▶ [Prompt]:
Copy each line of the entries that contains the word "шагом".

Lines of data:
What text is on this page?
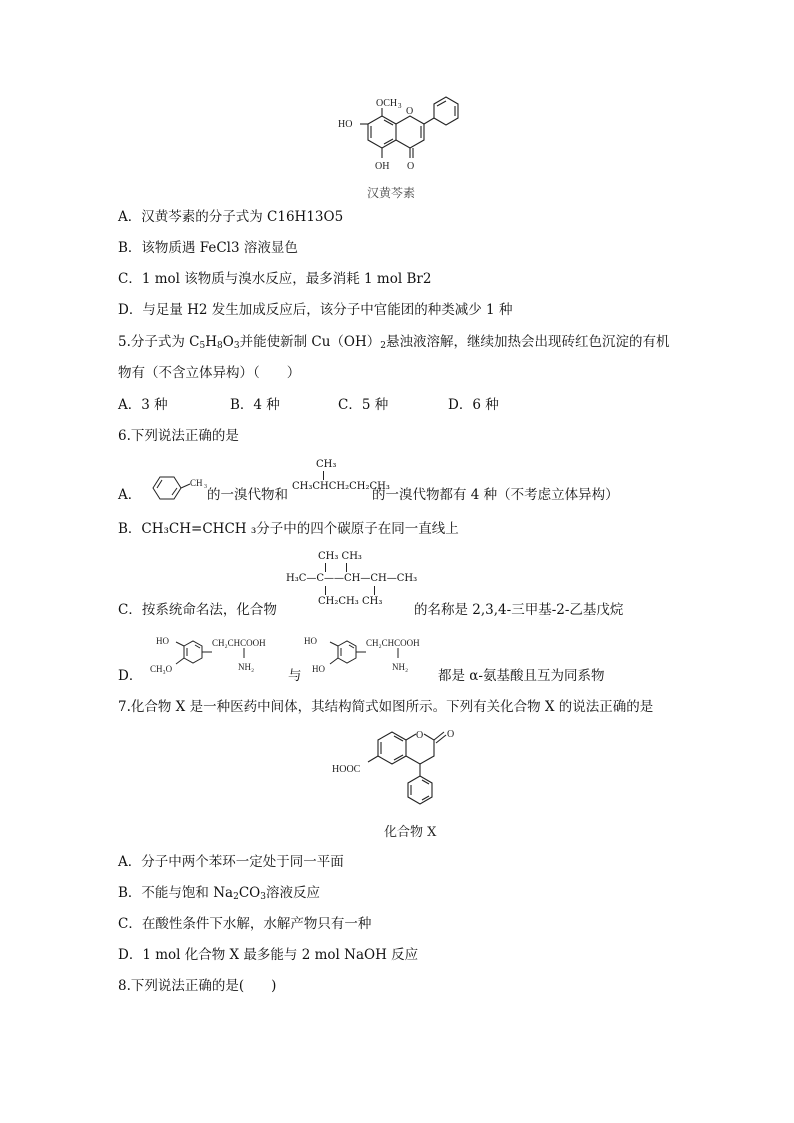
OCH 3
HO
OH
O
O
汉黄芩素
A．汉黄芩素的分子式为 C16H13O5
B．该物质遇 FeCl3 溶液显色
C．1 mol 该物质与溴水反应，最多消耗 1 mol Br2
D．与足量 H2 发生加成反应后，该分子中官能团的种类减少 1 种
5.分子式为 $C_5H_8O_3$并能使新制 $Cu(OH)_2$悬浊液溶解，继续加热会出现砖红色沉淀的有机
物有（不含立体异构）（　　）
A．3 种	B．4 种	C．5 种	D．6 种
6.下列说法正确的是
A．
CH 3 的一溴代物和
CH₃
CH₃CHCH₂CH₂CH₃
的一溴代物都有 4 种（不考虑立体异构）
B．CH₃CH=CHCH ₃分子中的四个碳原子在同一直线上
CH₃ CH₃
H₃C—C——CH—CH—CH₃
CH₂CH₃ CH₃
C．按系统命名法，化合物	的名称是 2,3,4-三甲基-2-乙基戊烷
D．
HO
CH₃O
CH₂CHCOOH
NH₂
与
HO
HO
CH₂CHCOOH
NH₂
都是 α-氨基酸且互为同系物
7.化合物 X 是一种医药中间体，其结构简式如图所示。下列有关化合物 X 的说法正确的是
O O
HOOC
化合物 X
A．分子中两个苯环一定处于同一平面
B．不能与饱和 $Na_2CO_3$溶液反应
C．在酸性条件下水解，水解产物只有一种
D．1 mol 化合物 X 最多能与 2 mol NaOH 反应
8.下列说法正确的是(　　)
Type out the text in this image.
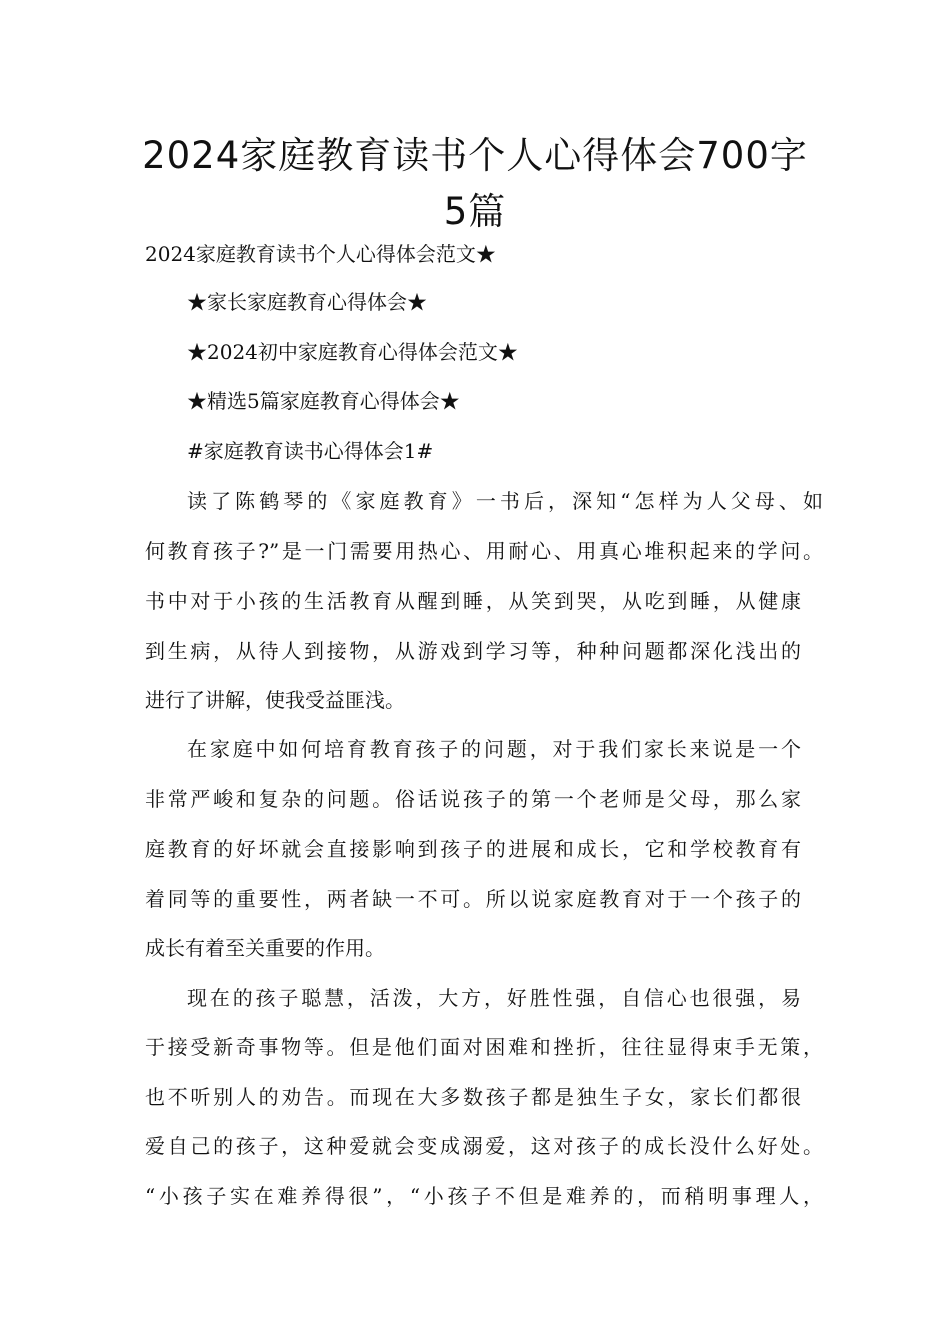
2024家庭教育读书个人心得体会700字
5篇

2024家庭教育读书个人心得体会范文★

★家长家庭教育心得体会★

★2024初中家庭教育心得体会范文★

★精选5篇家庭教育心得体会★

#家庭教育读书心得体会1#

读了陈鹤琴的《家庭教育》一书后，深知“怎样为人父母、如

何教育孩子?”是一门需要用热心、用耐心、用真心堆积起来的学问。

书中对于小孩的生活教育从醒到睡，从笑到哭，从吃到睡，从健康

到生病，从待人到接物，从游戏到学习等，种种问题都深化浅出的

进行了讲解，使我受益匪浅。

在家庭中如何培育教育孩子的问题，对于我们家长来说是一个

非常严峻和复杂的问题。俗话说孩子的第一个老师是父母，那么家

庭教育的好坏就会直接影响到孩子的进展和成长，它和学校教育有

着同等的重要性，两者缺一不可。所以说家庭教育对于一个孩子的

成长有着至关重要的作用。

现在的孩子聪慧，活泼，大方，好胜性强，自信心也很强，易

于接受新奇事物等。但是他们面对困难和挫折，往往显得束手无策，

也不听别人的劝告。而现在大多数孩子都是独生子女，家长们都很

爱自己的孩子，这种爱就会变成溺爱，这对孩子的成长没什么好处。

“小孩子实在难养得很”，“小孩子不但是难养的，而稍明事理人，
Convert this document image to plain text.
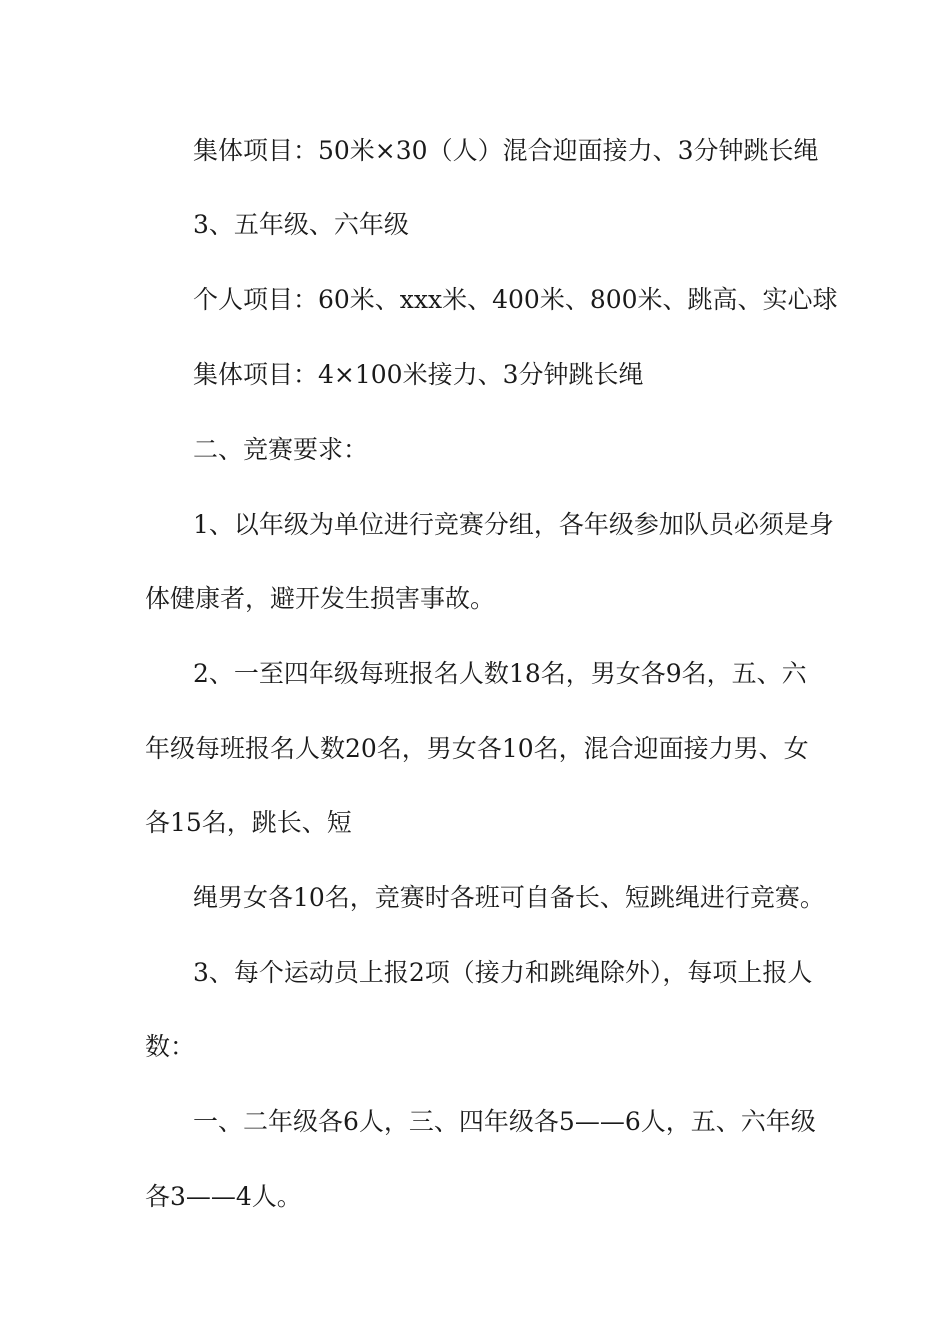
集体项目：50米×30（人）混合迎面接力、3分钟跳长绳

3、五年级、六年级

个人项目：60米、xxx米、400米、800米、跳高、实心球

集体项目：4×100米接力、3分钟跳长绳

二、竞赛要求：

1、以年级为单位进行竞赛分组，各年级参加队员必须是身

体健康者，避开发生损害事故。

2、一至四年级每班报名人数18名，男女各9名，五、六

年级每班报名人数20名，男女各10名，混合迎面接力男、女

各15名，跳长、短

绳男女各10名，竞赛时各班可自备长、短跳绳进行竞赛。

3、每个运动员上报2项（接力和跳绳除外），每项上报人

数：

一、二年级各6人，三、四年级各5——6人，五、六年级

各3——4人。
==
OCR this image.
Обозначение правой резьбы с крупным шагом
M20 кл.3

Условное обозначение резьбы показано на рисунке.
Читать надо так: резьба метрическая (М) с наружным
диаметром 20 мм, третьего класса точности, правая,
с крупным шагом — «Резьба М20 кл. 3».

▶ [Task solution]:
Обозначение правой резьбы с крупным шагом
с крупным шагом — «Резьба М20 кл. 3».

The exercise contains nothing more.